◆ Problem statement: Scan the entries below and report only how many lines contain "DECK".

◆ Records to use:
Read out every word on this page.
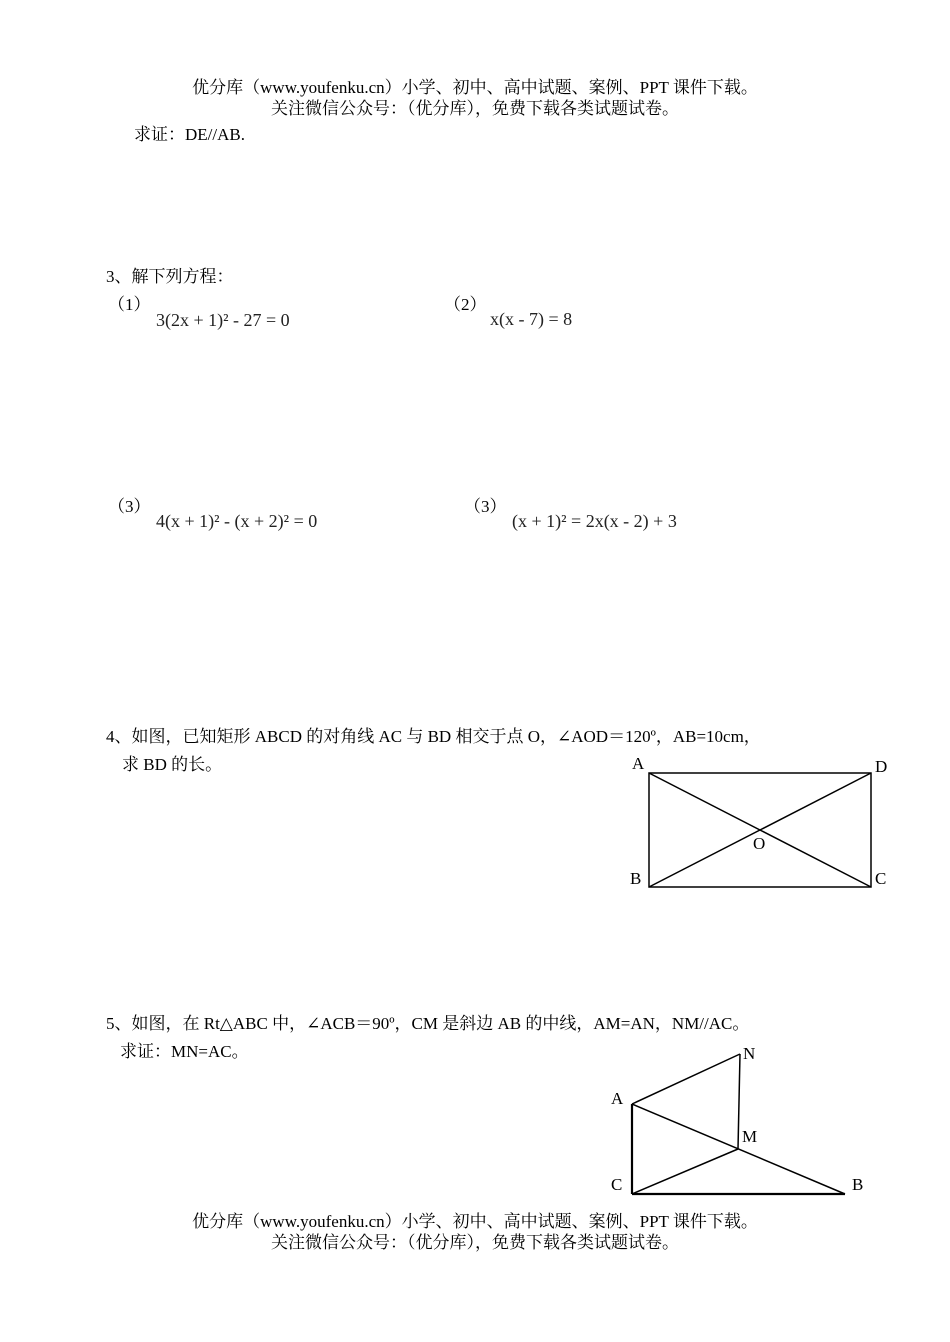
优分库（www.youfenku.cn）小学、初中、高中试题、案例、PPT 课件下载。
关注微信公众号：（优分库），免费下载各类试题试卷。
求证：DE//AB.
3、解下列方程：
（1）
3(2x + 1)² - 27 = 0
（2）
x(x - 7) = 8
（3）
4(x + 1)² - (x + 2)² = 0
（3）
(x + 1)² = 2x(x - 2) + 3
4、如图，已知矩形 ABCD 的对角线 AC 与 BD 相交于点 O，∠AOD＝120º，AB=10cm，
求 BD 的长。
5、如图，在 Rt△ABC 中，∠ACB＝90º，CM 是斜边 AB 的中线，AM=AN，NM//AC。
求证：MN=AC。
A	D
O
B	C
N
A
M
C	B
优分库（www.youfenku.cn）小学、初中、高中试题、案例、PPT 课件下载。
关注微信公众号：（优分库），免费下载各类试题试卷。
...
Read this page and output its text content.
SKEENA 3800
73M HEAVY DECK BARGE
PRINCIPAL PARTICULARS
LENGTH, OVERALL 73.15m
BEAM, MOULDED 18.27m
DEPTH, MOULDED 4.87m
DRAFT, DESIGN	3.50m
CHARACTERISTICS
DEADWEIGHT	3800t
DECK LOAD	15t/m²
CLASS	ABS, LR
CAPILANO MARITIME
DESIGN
--
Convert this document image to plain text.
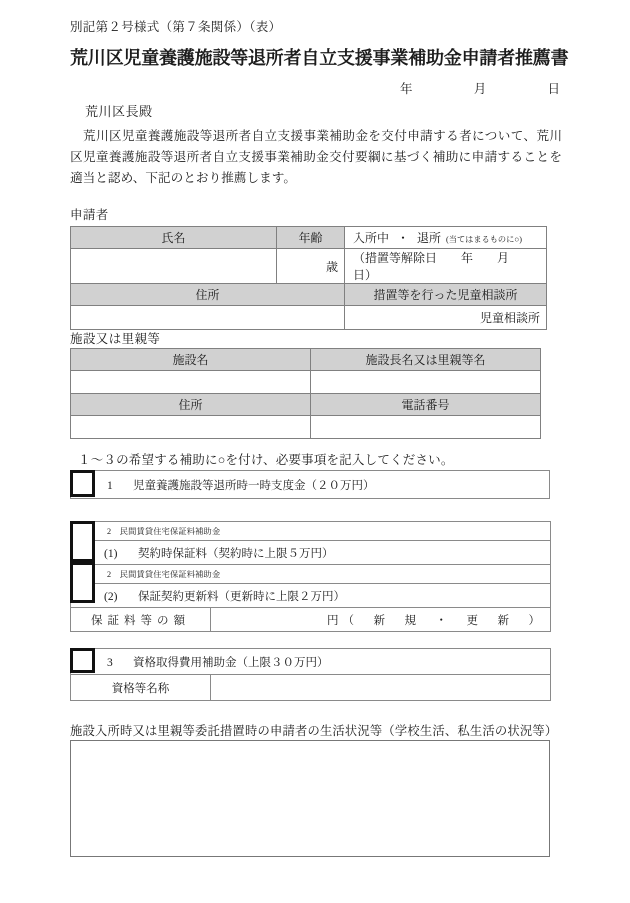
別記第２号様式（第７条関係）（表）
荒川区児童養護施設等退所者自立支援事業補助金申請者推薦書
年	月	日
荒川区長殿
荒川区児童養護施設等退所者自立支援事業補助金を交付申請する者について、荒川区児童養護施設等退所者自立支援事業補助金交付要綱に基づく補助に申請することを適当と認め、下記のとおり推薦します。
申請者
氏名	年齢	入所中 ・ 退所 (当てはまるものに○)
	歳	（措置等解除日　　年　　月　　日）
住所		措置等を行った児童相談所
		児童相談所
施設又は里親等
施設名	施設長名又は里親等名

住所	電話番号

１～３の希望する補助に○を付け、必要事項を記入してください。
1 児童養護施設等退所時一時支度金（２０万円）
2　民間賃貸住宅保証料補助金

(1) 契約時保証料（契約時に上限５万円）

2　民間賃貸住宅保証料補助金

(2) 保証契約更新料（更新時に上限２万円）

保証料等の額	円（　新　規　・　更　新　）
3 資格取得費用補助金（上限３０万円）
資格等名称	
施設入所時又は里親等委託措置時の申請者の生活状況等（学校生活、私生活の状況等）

◆ Response for this exercise: 2